start

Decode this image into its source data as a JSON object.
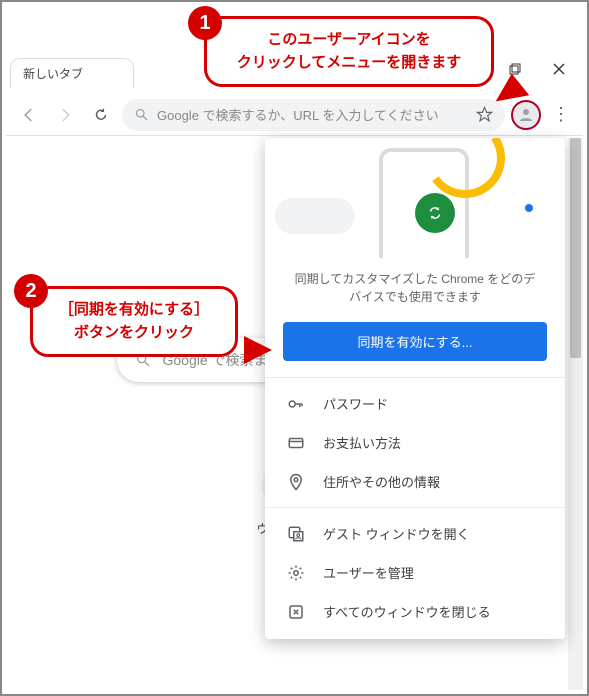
{
  "window": {
    "tab_title": "新しいタブ"
  },
  "omnibox": {
    "placeholder": "Google で検索するか、URL を入力してください"
  },
  "ntp": {
    "search_placeholder": "Google で検索または",
    "shortcut_label": "ウェブスト"
  },
  "profile_menu": {
    "description": "同期してカスタマイズした Chrome をどのデバイスでも使用できます",
    "sync_button": "同期を有効にする...",
    "items_top": [
      {
        "icon": "key",
        "label": "パスワード"
      },
      {
        "icon": "card",
        "label": "お支払い方法"
      },
      {
        "icon": "pin",
        "label": "住所やその他の情報"
      }
    ],
    "items_bottom": [
      {
        "icon": "guest",
        "label": "ゲスト ウィンドウを開く"
      },
      {
        "icon": "gear",
        "label": "ユーザーを管理"
      },
      {
        "icon": "closeall",
        "label": "すべてのウィンドウを閉じる"
      }
    ]
  },
  "callouts": {
    "c1_line1": "このユーザーアイコンを",
    "c1_line2": "クリックしてメニューを開きます",
    "c2_line1": "［同期を有効にする］",
    "c2_line2": "ボタンをクリック"
  }
}
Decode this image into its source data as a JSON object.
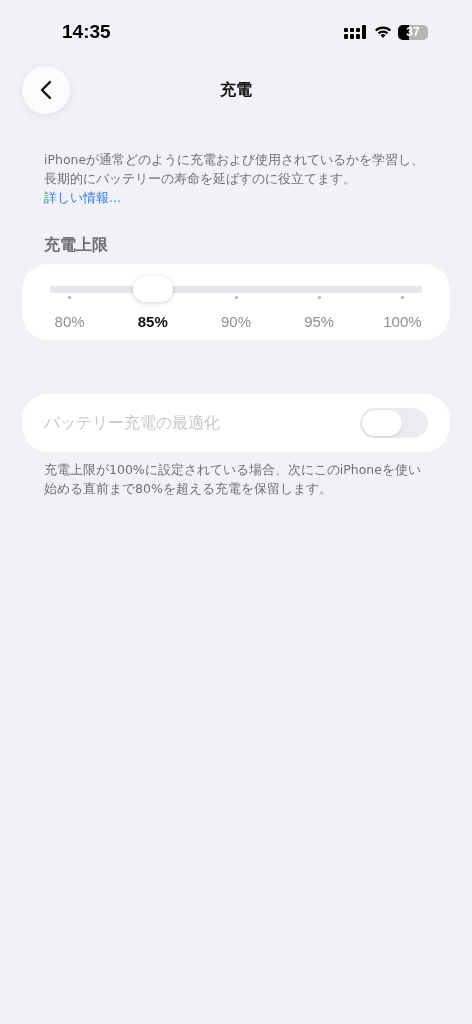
{
  "status_bar": {
    "time": "14:35",
    "battery": "37"
  },
  "nav": {
    "title": "充電"
  },
  "intro": {
    "text": "iPhoneが通常どのように充電および使用されているかを学習し、長期的にバッテリーの寿命を延ばすのに役立てます。",
    "link": "詳しい情報..."
  },
  "charge_limit": {
    "header": "充電上限",
    "level": 0.25,
    "stops": [
      {
        "label": "80%",
        "selected": false
      },
      {
        "label": "85%",
        "selected": true
      },
      {
        "label": "90%",
        "selected": false
      },
      {
        "label": "95%",
        "selected": false
      },
      {
        "label": "100%",
        "selected": false
      }
    ]
  },
  "optimize": {
    "label": "バッテリー充電の最適化",
    "on": false,
    "disabled": true,
    "footer": "充電上限が100%に設定されている場合、次にこのiPhoneを使い始める直前まで80%を超える充電を保留します。"
  }
}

end

_WHAT IS NEEDED_. Leave out the pictures and output the rest of the material exactly as written.

_THE RESPONSE_.
Decode this image into its source data as a JSON object.
{
  "window": {
    "tab_title": "新しいタブ"
  },
  "omnibox": {
    "placeholder": "Google で検索するか、URL を入力してください"
  },
  "ntp": {
    "search_placeholder": "Google で検索または",
    "shortcut_label": "ウェブスト"
  },
  "profile_menu": {
    "description": "同期してカスタマイズした Chrome をどのデバイスでも使用できます",
    "sync_button": "同期を有効にする...",
    "items_top": [
      {
        "icon": "key",
        "label": "パスワード"
      },
      {
        "icon": "card",
        "label": "お支払い方法"
      },
      {
        "icon": "pin",
        "label": "住所やその他の情報"
      }
    ],
    "items_bottom": [
      {
        "icon": "guest",
        "label": "ゲスト ウィンドウを開く"
      },
      {
        "icon": "gear",
        "label": "ユーザーを管理"
      },
      {
        "icon": "closeall",
        "label": "すべてのウィンドウを閉じる"
      }
    ]
  },
  "callouts": {
    "c1_line1": "このユーザーアイコンを",
    "c1_line2": "クリックしてメニューを開きます",
    "c2_line1": "［同期を有効にする］",
    "c2_line2": "ボタンをクリック"
  }
}
Decode this image into its source data as a JSON object.
{
  "status_bar": {
    "time": "14:35",
    "battery": "37"
  },
  "nav": {
    "title": "充電"
  },
  "intro": {
    "text": "iPhoneが通常どのように充電および使用されているかを学習し、長期的にバッテリーの寿命を延ばすのに役立てます。",
    "link": "詳しい情報..."
  },
  "charge_limit": {
    "header": "充電上限",
    "level": 0.25,
    "stops": [
      {
        "label": "80%",
        "selected": false
      },
      {
        "label": "85%",
        "selected": true
      },
      {
        "label": "90%",
        "selected": false
      },
      {
        "label": "95%",
        "selected": false
      },
      {
        "label": "100%",
        "selected": false
      }
    ]
  },
  "optimize": {
    "label": "バッテリー充電の最適化",
    "on": false,
    "disabled": true,
    "footer": "充電上限が100%に設定されている場合、次にこのiPhoneを使い始める直前まで80%を超える充電を保留します。"
  }
}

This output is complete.